■ **WORK TO BE COMPLETED**
Work out how many lines hold "normalized". Give the number and nothing else.

── GIVEN DATA

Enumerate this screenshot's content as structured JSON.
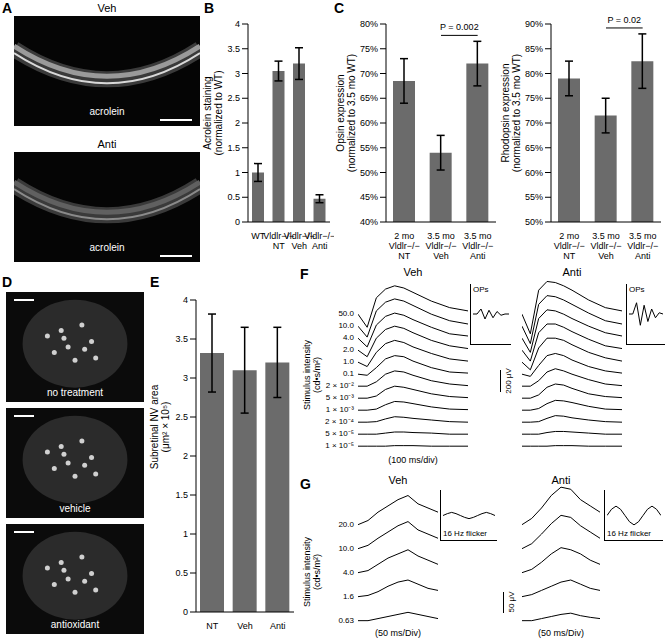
{
  "panel_labels": [
    "A",
    "B",
    "C",
    "D",
    "E",
    "F",
    "G"
  ],
  "images": {
    "A": [
      {
        "title": "Veh",
        "label": "acrolein"
      },
      {
        "title": "Anti",
        "label": "acrolein"
      }
    ],
    "D": [
      "no treatment",
      "vehicle",
      "antioxidant"
    ]
  },
  "chart_data": [
    {
      "type": "bar",
      "ylabel": "Acrolein staining (normalized to WT)",
      "categories": [
        "WT",
        "Vldlr−/− NT",
        "Vldlr−/− Veh",
        "Vldlr−/− Anti"
      ],
      "values": [
        1.0,
        3.05,
        3.2,
        0.47
      ],
      "errors": [
        0.18,
        0.2,
        0.32,
        0.08
      ],
      "color": "#6b6b6b",
      "ylim": [
        0,
        4
      ],
      "yticks": [
        0,
        0.5,
        1,
        1.5,
        2,
        2.5,
        3,
        3.5,
        4
      ]
    },
    {
      "type": "bar",
      "ylabel": "Opsin expression (normalized to 3.5 mo WT)",
      "categories": [
        "2 mo Vldlr−/− NT",
        "3.5 mo Vldlr−/− Veh",
        "3.5 mo Vldlr−/− Anti"
      ],
      "values": [
        68.5,
        54,
        72
      ],
      "errors": [
        4.5,
        3.5,
        4.5
      ],
      "color": "#6b6b6b",
      "ylim": [
        40,
        80
      ],
      "yticks": [
        {
          "value": 40,
          "label": "40%"
        },
        {
          "value": 45,
          "label": "45%"
        },
        {
          "value": 50,
          "label": "50%"
        },
        {
          "value": 55,
          "label": "55%"
        },
        {
          "value": 60,
          "label": "60%"
        },
        {
          "value": 65,
          "label": "65%"
        },
        {
          "value": 70,
          "label": "70%"
        },
        {
          "value": 75,
          "label": "75%"
        },
        {
          "value": 80,
          "label": "80%"
        }
      ],
      "annotations": [
        {
          "text": "P = 0.002",
          "categories": [
            "3.5 mo Vldlr−/− Veh",
            "3.5 mo Vldlr−/− Anti"
          ]
        }
      ]
    },
    {
      "type": "bar",
      "ylabel": "Rhodopsin expression (normalized to 3.5 mo WT)",
      "categories": [
        "2 mo Vldlr−/− NT",
        "3.5 mo Vldlr−/− Veh",
        "3.5 mo Vldlr−/− Anti"
      ],
      "values": [
        79,
        71.5,
        82.5
      ],
      "errors": [
        3.5,
        3.5,
        5.5
      ],
      "color": "#6b6b6b",
      "ylim": [
        50,
        90
      ],
      "yticks": [
        {
          "value": 50,
          "label": "50%"
        },
        {
          "value": 55,
          "label": "55%"
        },
        {
          "value": 60,
          "label": "60%"
        },
        {
          "value": 65,
          "label": "65%"
        },
        {
          "value": 70,
          "label": "70%"
        },
        {
          "value": 75,
          "label": "75%"
        },
        {
          "value": 80,
          "label": "80%"
        },
        {
          "value": 85,
          "label": "85%"
        },
        {
          "value": 90,
          "label": "90%"
        }
      ],
      "annotations": [
        {
          "text": "P = 0.02",
          "categories": [
            "3.5 mo Vldlr−/− Veh",
            "3.5 mo Vldlr−/− Anti"
          ]
        }
      ]
    },
    {
      "type": "bar",
      "ylabel": "Subretinal NV area (μm² × 10⁵)",
      "categories": [
        "NT",
        "Veh",
        "Anti"
      ],
      "values": [
        3.32,
        3.1,
        3.2
      ],
      "errors": [
        0.5,
        0.55,
        0.45
      ],
      "color": "#6b6b6b",
      "ylim": [
        0,
        4
      ],
      "yticks": [
        0,
        0.5,
        1,
        1.5,
        2,
        2.5,
        3,
        3.5,
        4
      ]
    },
    {
      "type": "line",
      "title": "Veh",
      "ylabel": "Stimulus intensity (cd•s/m²)",
      "xlabel": "(100 ms/div)",
      "tick_labels": false,
      "color": "#000000",
      "x": [
        0,
        25,
        50,
        75,
        100,
        125,
        150,
        200,
        250,
        300
      ],
      "xlim": [
        0,
        300
      ],
      "ylim": [
        -200,
        350
      ],
      "scale_bar": {
        "value": 200,
        "label": "200 μV"
      },
      "series": [
        {
          "name": "50.0",
          "values": [
            0,
            -120,
            150,
            230,
            260,
            240,
            200,
            120,
            60,
            30
          ]
        },
        {
          "name": "10.0",
          "values": [
            0,
            -100,
            140,
            220,
            250,
            230,
            190,
            110,
            50,
            20
          ]
        },
        {
          "name": "4.0",
          "values": [
            0,
            -80,
            120,
            200,
            230,
            210,
            170,
            100,
            40,
            20
          ]
        },
        {
          "name": "2.0",
          "values": [
            0,
            -60,
            110,
            190,
            220,
            200,
            160,
            90,
            40,
            15
          ]
        },
        {
          "name": "1.0",
          "values": [
            0,
            -40,
            90,
            170,
            200,
            180,
            140,
            80,
            30,
            10
          ]
        },
        {
          "name": "0.1",
          "values": [
            0,
            -10,
            60,
            140,
            170,
            160,
            120,
            60,
            20,
            10
          ]
        },
        {
          "name": "2 × 10⁻²",
          "values": [
            0,
            0,
            40,
            110,
            140,
            130,
            100,
            50,
            20,
            5
          ]
        },
        {
          "name": "5 × 10⁻³",
          "values": [
            0,
            0,
            20,
            80,
            110,
            100,
            80,
            40,
            15,
            5
          ]
        },
        {
          "name": "1 × 10⁻³",
          "values": [
            0,
            0,
            10,
            50,
            80,
            75,
            60,
            30,
            10,
            5
          ]
        },
        {
          "name": "2 × 10⁻⁴",
          "values": [
            0,
            0,
            5,
            30,
            50,
            45,
            35,
            20,
            5,
            0
          ]
        },
        {
          "name": "5 × 10⁻⁵",
          "values": [
            0,
            0,
            0,
            10,
            20,
            20,
            15,
            10,
            0,
            0
          ]
        },
        {
          "name": "1 × 10⁻⁵",
          "values": [
            0,
            0,
            0,
            0,
            5,
            5,
            5,
            0,
            0,
            0
          ]
        }
      ],
      "inset": {
        "title": "OPs",
        "x": [
          0,
          10,
          20,
          30,
          40,
          50,
          60,
          70,
          80,
          90
        ],
        "values": [
          0,
          0,
          4,
          -4,
          3,
          -3,
          2,
          -1,
          0,
          0
        ],
        "xlim": [
          0,
          90
        ],
        "ylim": [
          -12,
          12
        ]
      }
    },
    {
      "type": "line",
      "title": "Anti",
      "tick_labels": false,
      "color": "#000000",
      "x": [
        0,
        25,
        50,
        75,
        100,
        125,
        150,
        200,
        250,
        300
      ],
      "xlim": [
        0,
        300
      ],
      "ylim": [
        -200,
        350
      ],
      "series": [
        {
          "values": [
            0,
            -180,
            220,
            300,
            290,
            260,
            220,
            130,
            60,
            30
          ]
        },
        {
          "values": [
            0,
            -160,
            200,
            280,
            270,
            240,
            200,
            120,
            50,
            20
          ]
        },
        {
          "values": [
            0,
            -130,
            180,
            260,
            250,
            220,
            180,
            110,
            50,
            20
          ]
        },
        {
          "values": [
            0,
            -100,
            160,
            240,
            240,
            210,
            170,
            100,
            40,
            15
          ]
        },
        {
          "values": [
            0,
            -70,
            130,
            220,
            220,
            200,
            160,
            90,
            40,
            10
          ]
        },
        {
          "values": [
            0,
            -20,
            80,
            170,
            190,
            170,
            130,
            70,
            30,
            10
          ]
        },
        {
          "values": [
            0,
            0,
            50,
            130,
            160,
            140,
            110,
            60,
            20,
            5
          ]
        },
        {
          "values": [
            0,
            0,
            30,
            100,
            130,
            120,
            90,
            40,
            15,
            5
          ]
        },
        {
          "values": [
            0,
            0,
            15,
            60,
            90,
            85,
            70,
            35,
            10,
            5
          ]
        },
        {
          "values": [
            0,
            0,
            5,
            35,
            60,
            55,
            40,
            20,
            5,
            0
          ]
        },
        {
          "values": [
            0,
            0,
            0,
            15,
            25,
            25,
            20,
            10,
            0,
            0
          ]
        },
        {
          "values": [
            0,
            0,
            0,
            0,
            5,
            5,
            5,
            0,
            0,
            0
          ]
        }
      ],
      "inset": {
        "title": "OPs",
        "x": [
          0,
          10,
          20,
          30,
          40,
          50,
          60,
          70,
          80,
          90
        ],
        "values": [
          0,
          0,
          9,
          -9,
          7,
          -6,
          4,
          -3,
          1,
          0
        ],
        "xlim": [
          0,
          90
        ],
        "ylim": [
          -12,
          12
        ]
      }
    },
    {
      "type": "line",
      "title": "Veh",
      "ylabel": "Stimulus intensity (cd•s/m²)",
      "xlabel": "(50 ms/Div)",
      "tick_labels": false,
      "color": "#000000",
      "x": [
        0,
        25,
        50,
        75,
        100,
        125,
        150,
        175,
        200
      ],
      "xlim": [
        0,
        200
      ],
      "ylim": [
        -20,
        100
      ],
      "scale_bar": {
        "value": 50,
        "label": "50 μV"
      },
      "series": [
        {
          "name": "20.0",
          "values": [
            0,
            10,
            30,
            45,
            60,
            70,
            50,
            40,
            30
          ]
        },
        {
          "name": "10.0",
          "values": [
            0,
            8,
            25,
            40,
            55,
            65,
            45,
            35,
            25
          ]
        },
        {
          "name": "4.0",
          "values": [
            0,
            5,
            20,
            35,
            45,
            55,
            40,
            30,
            20
          ]
        },
        {
          "name": "1.6",
          "values": [
            0,
            3,
            12,
            25,
            35,
            40,
            30,
            20,
            15
          ]
        },
        {
          "name": "0.63",
          "values": [
            0,
            0,
            5,
            10,
            15,
            20,
            15,
            10,
            5
          ]
        }
      ],
      "inset": {
        "title": "16 Hz flicker",
        "x": [
          0,
          10,
          20,
          30,
          40,
          50,
          60,
          70,
          80,
          90,
          100,
          110,
          120
        ],
        "values": [
          0,
          3,
          5,
          3,
          0,
          -3,
          -5,
          -3,
          0,
          3,
          5,
          3,
          0
        ],
        "xlim": [
          0,
          120
        ],
        "ylim": [
          -20,
          20
        ]
      }
    },
    {
      "type": "line",
      "title": "Anti",
      "xlabel": "(50 ms/Div)",
      "tick_labels": false,
      "color": "#000000",
      "x": [
        0,
        25,
        50,
        75,
        100,
        125,
        150,
        175,
        200
      ],
      "xlim": [
        0,
        200
      ],
      "ylim": [
        -20,
        100
      ],
      "series": [
        {
          "values": [
            0,
            15,
            40,
            70,
            90,
            85,
            60,
            45,
            30
          ]
        },
        {
          "values": [
            0,
            12,
            35,
            60,
            80,
            75,
            55,
            40,
            25
          ]
        },
        {
          "values": [
            0,
            8,
            25,
            45,
            60,
            55,
            45,
            30,
            20
          ]
        },
        {
          "values": [
            0,
            5,
            15,
            25,
            35,
            40,
            30,
            20,
            15
          ]
        },
        {
          "values": [
            0,
            0,
            5,
            10,
            15,
            18,
            12,
            8,
            5
          ]
        }
      ],
      "inset": {
        "title": "16 Hz flicker",
        "x": [
          0,
          10,
          20,
          30,
          40,
          50,
          60,
          70,
          80,
          90,
          100,
          110,
          120
        ],
        "values": [
          0,
          10,
          15,
          10,
          0,
          -10,
          -15,
          -10,
          0,
          10,
          15,
          10,
          0
        ],
        "xlim": [
          0,
          120
        ],
        "ylim": [
          -20,
          20
        ]
      }
    }
  ]
}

────

■ **SOLVED EXERCISE**
3